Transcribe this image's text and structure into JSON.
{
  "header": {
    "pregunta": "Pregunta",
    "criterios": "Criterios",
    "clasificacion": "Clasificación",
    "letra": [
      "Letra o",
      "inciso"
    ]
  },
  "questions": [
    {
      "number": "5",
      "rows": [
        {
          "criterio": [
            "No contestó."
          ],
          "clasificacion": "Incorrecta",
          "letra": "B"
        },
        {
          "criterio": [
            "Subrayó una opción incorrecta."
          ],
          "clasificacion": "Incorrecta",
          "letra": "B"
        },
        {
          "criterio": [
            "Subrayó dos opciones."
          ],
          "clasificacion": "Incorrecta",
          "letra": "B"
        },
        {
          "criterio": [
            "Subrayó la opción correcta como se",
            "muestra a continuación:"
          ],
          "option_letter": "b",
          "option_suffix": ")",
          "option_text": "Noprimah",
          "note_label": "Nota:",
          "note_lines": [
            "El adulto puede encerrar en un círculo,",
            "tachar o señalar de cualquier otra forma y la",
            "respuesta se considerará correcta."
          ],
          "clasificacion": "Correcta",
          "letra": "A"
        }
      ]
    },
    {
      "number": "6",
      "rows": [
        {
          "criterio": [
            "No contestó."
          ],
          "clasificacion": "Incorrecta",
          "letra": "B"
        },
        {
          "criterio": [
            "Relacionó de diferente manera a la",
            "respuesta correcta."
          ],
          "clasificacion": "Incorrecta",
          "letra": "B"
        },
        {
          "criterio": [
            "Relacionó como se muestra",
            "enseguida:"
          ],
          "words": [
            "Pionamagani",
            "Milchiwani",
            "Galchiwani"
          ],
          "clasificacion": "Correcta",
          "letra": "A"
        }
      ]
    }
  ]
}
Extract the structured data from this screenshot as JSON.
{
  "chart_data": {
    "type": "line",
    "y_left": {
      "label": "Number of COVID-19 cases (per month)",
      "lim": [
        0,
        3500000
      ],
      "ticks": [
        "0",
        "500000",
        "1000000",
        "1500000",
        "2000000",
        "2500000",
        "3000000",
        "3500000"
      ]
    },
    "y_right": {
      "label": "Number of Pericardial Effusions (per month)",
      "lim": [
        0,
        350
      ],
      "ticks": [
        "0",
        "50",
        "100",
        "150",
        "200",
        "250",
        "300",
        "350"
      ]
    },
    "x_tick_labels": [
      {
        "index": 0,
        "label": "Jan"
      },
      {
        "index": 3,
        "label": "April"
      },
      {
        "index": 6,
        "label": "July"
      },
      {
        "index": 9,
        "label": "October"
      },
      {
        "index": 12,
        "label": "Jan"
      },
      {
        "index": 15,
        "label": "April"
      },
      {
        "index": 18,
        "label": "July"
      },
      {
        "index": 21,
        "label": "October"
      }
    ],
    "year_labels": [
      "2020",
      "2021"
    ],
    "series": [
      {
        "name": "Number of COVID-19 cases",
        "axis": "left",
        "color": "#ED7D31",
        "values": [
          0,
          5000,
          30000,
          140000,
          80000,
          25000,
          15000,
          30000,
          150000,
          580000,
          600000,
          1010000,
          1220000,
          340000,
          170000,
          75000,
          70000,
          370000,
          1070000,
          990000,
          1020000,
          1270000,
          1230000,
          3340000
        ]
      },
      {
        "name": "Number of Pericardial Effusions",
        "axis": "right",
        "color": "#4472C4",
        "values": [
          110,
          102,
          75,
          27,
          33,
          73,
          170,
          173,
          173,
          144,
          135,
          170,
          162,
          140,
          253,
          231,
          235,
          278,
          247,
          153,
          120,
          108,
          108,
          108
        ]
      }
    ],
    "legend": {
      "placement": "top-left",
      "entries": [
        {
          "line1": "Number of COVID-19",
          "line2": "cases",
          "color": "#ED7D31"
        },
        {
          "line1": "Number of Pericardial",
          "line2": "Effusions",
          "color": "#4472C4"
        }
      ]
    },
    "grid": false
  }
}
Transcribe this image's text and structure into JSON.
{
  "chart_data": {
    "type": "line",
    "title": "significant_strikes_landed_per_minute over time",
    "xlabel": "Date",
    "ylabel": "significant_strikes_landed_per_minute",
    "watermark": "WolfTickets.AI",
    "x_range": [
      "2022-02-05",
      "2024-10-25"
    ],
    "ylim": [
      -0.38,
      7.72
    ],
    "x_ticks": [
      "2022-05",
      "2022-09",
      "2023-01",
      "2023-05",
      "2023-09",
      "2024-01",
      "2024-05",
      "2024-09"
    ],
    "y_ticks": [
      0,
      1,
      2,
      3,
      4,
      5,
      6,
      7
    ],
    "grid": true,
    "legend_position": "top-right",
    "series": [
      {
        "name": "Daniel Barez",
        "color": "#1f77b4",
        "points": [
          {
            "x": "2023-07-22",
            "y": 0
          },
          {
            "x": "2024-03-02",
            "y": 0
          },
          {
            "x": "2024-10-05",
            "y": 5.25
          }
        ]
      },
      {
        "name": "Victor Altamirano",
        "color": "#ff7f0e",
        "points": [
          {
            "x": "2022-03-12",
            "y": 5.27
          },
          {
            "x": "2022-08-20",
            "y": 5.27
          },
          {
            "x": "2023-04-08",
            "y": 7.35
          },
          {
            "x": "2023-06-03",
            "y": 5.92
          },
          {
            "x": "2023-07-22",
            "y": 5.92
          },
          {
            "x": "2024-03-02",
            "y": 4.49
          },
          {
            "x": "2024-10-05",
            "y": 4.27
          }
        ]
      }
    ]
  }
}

» Exercise
Retype the material above, line by line, exactly.

» Solution
Transcribe this image's text and structure into JSON.
{
  "header": {
    "pregunta": "Pregunta",
    "criterios": "Criterios",
    "clasificacion": "Clasificación",
    "letra": [
      "Letra o",
      "inciso"
    ]
  },
  "questions": [
    {
      "number": "5",
      "rows": [
        {
          "criterio": [
            "No contestó."
          ],
          "clasificacion": "Incorrecta",
          "letra": "B"
        },
        {
          "criterio": [
            "Subrayó una opción incorrecta."
          ],
          "clasificacion": "Incorrecta",
          "letra": "B"
        },
        {
          "criterio": [
            "Subrayó dos opciones."
          ],
          "clasificacion": "Incorrecta",
          "letra": "B"
        },
        {
          "criterio": [
            "Subrayó la opción correcta como se",
            "muestra a continuación:"
          ],
          "option_letter": "b",
          "option_suffix": ")",
          "option_text": "Noprimah",
          "note_label": "Nota:",
          "note_lines": [
            "El adulto puede encerrar en un círculo,",
            "tachar o señalar de cualquier otra forma y la",
            "respuesta se considerará correcta."
          ],
          "clasificacion": "Correcta",
          "letra": "A"
        }
      ]
    },
    {
      "number": "6",
      "rows": [
        {
          "criterio": [
            "No contestó."
          ],
          "clasificacion": "Incorrecta",
          "letra": "B"
        },
        {
          "criterio": [
            "Relacionó de diferente manera a la",
            "respuesta correcta."
          ],
          "clasificacion": "Incorrecta",
          "letra": "B"
        },
        {
          "criterio": [
            "Relacionó como se muestra",
            "enseguida:"
          ],
          "words": [
            "Pionamagani",
            "Milchiwani",
            "Galchiwani"
          ],
          "clasificacion": "Correcta",
          "letra": "A"
        }
      ]
    }
  ]
}
Extract the structured data from this screenshot as JSON.
{
  "chart_data": {
    "type": "line",
    "y_left": {
      "label": "Number of COVID-19 cases (per month)",
      "lim": [
        0,
        3500000
      ],
      "ticks": [
        "0",
        "500000",
        "1000000",
        "1500000",
        "2000000",
        "2500000",
        "3000000",
        "3500000"
      ]
    },
    "y_right": {
      "label": "Number of Pericardial Effusions (per month)",
      "lim": [
        0,
        350
      ],
      "ticks": [
        "0",
        "50",
        "100",
        "150",
        "200",
        "250",
        "300",
        "350"
      ]
    },
    "x_tick_labels": [
      {
        "index": 0,
        "label": "Jan"
      },
      {
        "index": 3,
        "label": "April"
      },
      {
        "index": 6,
        "label": "July"
      },
      {
        "index": 9,
        "label": "October"
      },
      {
        "index": 12,
        "label": "Jan"
      },
      {
        "index": 15,
        "label": "April"
      },
      {
        "index": 18,
        "label": "July"
      },
      {
        "index": 21,
        "label": "October"
      }
    ],
    "year_labels": [
      "2020",
      "2021"
    ],
    "series": [
      {
        "name": "Number of COVID-19 cases",
        "axis": "left",
        "color": "#ED7D31",
        "values": [
          0,
          5000,
          30000,
          140000,
          80000,
          25000,
          15000,
          30000,
          150000,
          580000,
          600000,
          1010000,
          1220000,
          340000,
          170000,
          75000,
          70000,
          370000,
          1070000,
          990000,
          1020000,
          1270000,
          1230000,
          3340000
        ]
      },
      {
        "name": "Number of Pericardial Effusions",
        "axis": "right",
        "color": "#4472C4",
        "values": [
          110,
          102,
          75,
          27,
          33,
          73,
          170,
          173,
          173,
          144,
          135,
          170,
          162,
          140,
          253,
          231,
          235,
          278,
          247,
          153,
          120,
          108,
          108,
          108
        ]
      }
    ],
    "legend": {
      "placement": "top-left",
      "entries": [
        {
          "line1": "Number of COVID-19",
          "line2": "cases",
          "color": "#ED7D31"
        },
        {
          "line1": "Number of Pericardial",
          "line2": "Effusions",
          "color": "#4472C4"
        }
      ]
    },
    "grid": false
  }
}
Transcribe this image's text and structure into JSON.
{
  "chart_data": {
    "type": "line",
    "title": "significant_strikes_landed_per_minute over time",
    "xlabel": "Date",
    "ylabel": "significant_strikes_landed_per_minute",
    "watermark": "WolfTickets.AI",
    "x_range": [
      "2022-02-05",
      "2024-10-25"
    ],
    "ylim": [
      -0.38,
      7.72
    ],
    "x_ticks": [
      "2022-05",
      "2022-09",
      "2023-01",
      "2023-05",
      "2023-09",
      "2024-01",
      "2024-05",
      "2024-09"
    ],
    "y_ticks": [
      0,
      1,
      2,
      3,
      4,
      5,
      6,
      7
    ],
    "grid": true,
    "legend_position": "top-right",
    "series": [
      {
        "name": "Daniel Barez",
        "color": "#1f77b4",
        "points": [
          {
            "x": "2023-07-22",
            "y": 0
          },
          {
            "x": "2024-03-02",
            "y": 0
          },
          {
            "x": "2024-10-05",
            "y": 5.25
          }
        ]
      },
      {
        "name": "Victor Altamirano",
        "color": "#ff7f0e",
        "points": [
          {
            "x": "2022-03-12",
            "y": 5.27
          },
          {
            "x": "2022-08-20",
            "y": 5.27
          },
          {
            "x": "2023-04-08",
            "y": 7.35
          },
          {
            "x": "2023-06-03",
            "y": 5.92
          },
          {
            "x": "2023-07-22",
            "y": 5.92
          },
          {
            "x": "2024-03-02",
            "y": 4.49
          },
          {
            "x": "2024-10-05",
            "y": 4.27
          }
        ]
      }
    ]
  }
}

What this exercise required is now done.